# Excerpted records:
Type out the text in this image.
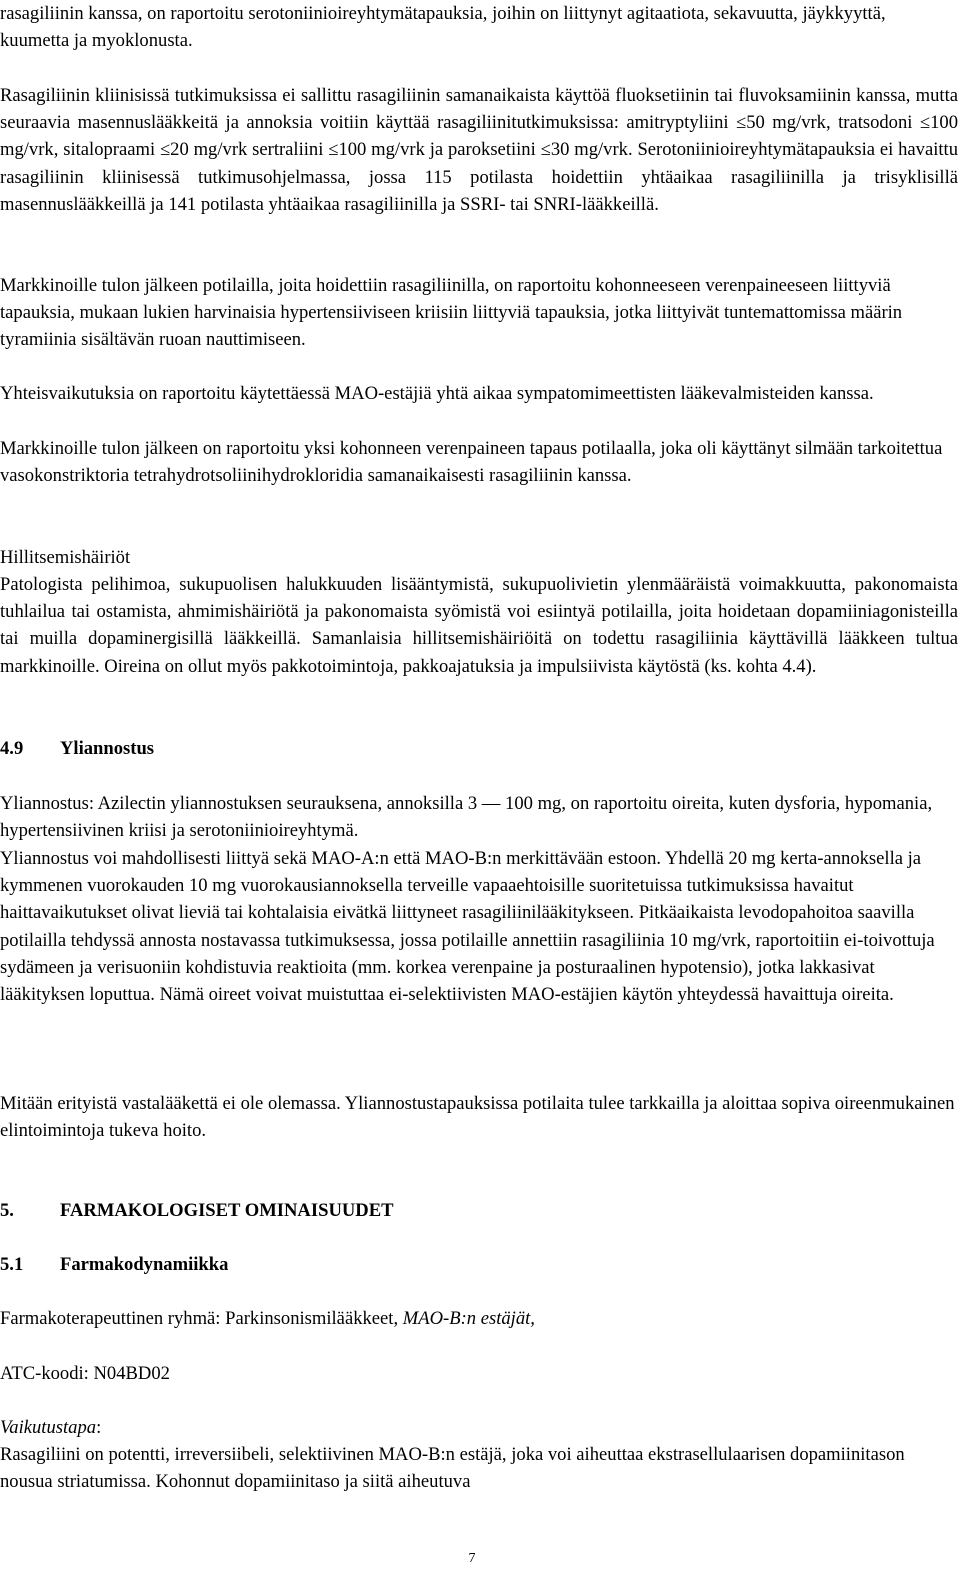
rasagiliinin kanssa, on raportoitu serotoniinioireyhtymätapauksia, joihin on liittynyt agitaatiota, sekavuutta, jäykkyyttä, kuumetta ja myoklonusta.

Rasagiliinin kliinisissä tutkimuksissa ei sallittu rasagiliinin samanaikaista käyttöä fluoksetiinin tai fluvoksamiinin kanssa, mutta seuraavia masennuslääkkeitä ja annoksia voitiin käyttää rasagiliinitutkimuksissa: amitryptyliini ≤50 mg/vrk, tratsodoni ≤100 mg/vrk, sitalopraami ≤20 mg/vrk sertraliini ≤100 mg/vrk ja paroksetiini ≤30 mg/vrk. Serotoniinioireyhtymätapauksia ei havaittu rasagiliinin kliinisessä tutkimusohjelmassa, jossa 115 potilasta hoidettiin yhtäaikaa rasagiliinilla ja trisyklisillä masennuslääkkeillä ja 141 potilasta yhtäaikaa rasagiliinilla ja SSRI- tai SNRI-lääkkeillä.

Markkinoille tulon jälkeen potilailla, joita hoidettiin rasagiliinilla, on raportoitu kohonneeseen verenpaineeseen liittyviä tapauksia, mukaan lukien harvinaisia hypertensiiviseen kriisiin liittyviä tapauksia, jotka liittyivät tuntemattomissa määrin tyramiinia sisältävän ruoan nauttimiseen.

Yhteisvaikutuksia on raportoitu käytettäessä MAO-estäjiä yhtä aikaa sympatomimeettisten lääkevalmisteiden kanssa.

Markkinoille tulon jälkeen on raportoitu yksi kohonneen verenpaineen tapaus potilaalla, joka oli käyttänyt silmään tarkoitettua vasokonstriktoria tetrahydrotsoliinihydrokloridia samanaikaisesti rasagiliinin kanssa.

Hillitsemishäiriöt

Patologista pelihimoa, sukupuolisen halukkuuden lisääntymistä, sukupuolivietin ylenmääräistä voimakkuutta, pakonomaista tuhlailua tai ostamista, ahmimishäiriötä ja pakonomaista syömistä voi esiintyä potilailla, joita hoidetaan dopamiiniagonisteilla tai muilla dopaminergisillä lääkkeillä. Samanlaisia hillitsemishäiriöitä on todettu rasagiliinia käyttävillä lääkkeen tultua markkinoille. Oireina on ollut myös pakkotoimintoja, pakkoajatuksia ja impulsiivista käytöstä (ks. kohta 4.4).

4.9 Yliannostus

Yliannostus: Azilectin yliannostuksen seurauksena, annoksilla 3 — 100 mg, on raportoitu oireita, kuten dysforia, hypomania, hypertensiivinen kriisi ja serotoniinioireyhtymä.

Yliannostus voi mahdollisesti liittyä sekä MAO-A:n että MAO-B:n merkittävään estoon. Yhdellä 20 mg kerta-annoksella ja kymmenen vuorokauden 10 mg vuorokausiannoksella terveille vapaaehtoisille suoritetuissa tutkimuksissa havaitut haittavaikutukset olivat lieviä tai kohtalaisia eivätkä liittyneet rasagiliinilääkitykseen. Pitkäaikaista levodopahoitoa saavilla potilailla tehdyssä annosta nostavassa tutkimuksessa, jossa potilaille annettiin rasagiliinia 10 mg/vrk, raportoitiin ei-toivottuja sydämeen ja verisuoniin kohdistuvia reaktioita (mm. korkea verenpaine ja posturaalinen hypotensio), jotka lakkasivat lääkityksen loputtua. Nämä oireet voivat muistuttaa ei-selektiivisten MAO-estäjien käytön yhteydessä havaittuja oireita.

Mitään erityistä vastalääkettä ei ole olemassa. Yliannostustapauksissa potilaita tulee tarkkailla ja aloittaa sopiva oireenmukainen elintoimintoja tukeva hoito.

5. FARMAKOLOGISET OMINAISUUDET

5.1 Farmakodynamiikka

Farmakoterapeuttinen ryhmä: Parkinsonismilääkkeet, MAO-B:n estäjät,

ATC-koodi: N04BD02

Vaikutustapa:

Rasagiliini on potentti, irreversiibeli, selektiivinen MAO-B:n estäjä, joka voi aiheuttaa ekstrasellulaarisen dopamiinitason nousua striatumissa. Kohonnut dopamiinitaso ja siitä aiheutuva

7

# Given exercise:
From the entries above, return each line with the word "tulon" in it.

# Final result:
Markkinoille tulon jälkeen potilailla, joita hoidettiin rasagiliinilla, on raportoitu kohonneeseen verenpaineeseen liittyviä tapauksia, mukaan lukien harvinaisia hypertensiiviseen kriisiin liittyviä tapauksia, jotka liittyivät tuntemattomissa määrin tyramiinia sisältävän ruoan nauttimiseen.
Markkinoille tulon jälkeen on raportoitu yksi kohonneen verenpaineen tapaus potilaalla, joka oli käyttänyt silmään tarkoitettua vasokonstriktoria tetrahydrotsoliinihydrokloridia samanaikaisesti rasagiliinin kanssa.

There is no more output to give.